■ **YOUR OBJECTIVE**
Extract all lines that hold the string "Rheine".

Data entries
┌──
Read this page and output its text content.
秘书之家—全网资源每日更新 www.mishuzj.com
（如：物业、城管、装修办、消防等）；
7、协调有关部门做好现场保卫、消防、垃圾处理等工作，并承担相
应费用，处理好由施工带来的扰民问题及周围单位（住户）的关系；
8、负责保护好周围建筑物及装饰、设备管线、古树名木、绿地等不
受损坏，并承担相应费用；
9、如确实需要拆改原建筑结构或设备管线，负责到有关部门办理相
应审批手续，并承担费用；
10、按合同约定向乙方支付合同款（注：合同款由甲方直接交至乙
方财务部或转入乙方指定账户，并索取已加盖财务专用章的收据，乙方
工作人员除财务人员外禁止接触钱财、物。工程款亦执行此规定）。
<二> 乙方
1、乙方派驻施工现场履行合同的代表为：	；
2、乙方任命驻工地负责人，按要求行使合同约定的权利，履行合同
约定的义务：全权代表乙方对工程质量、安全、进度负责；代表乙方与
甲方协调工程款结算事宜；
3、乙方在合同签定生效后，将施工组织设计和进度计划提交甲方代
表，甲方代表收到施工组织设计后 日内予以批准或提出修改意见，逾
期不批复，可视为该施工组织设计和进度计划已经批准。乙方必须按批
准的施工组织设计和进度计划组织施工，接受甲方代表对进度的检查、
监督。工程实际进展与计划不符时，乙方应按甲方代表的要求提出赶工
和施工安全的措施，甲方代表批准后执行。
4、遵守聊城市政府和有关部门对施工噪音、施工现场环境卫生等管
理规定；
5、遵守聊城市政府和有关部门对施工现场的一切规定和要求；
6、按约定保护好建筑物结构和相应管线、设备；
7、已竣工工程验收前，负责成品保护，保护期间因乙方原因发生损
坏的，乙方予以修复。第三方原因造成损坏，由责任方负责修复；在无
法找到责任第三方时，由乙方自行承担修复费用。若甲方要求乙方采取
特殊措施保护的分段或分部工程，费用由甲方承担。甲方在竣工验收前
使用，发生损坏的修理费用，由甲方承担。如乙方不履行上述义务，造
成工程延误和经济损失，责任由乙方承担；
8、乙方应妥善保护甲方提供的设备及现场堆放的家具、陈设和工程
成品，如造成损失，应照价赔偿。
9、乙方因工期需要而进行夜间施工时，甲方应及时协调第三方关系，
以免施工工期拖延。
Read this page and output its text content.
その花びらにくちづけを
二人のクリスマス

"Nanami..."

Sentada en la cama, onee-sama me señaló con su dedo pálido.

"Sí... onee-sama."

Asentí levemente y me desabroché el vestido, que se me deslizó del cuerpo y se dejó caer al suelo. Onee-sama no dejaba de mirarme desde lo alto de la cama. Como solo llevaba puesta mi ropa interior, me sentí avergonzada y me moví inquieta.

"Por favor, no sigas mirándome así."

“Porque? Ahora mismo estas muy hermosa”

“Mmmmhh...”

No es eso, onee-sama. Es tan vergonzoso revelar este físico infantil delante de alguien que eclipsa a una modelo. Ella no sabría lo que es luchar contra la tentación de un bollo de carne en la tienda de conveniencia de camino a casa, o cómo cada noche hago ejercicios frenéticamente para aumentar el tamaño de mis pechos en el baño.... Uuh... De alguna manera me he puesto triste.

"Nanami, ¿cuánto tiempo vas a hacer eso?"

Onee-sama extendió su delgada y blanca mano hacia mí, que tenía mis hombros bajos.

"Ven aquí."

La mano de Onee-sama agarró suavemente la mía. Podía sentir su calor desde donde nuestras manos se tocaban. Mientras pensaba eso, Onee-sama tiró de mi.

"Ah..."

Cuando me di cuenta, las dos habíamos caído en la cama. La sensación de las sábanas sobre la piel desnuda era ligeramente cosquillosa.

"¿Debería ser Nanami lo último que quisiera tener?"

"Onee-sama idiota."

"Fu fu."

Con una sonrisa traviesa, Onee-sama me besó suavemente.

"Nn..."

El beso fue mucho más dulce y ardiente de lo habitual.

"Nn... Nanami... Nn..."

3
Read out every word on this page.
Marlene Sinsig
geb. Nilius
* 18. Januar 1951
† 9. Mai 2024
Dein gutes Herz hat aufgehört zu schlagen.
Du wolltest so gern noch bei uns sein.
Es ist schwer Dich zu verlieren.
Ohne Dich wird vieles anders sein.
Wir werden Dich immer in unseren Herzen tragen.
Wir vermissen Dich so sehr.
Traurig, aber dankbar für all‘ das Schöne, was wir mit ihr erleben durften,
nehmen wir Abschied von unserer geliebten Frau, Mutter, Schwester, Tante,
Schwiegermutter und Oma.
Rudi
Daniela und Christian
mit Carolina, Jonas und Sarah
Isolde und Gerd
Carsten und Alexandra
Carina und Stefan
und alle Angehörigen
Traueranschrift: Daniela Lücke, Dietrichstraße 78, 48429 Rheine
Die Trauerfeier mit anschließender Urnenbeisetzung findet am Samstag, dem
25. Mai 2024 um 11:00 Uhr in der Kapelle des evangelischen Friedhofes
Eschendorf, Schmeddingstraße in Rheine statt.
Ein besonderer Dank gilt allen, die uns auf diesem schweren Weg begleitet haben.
└──
■ **CORRECT RESULT**
Traueranschrift: Daniela Lücke, Dietrichstraße 78, 48429 Rheine
Eschendorf, Schmeddingstraße in Rheine statt.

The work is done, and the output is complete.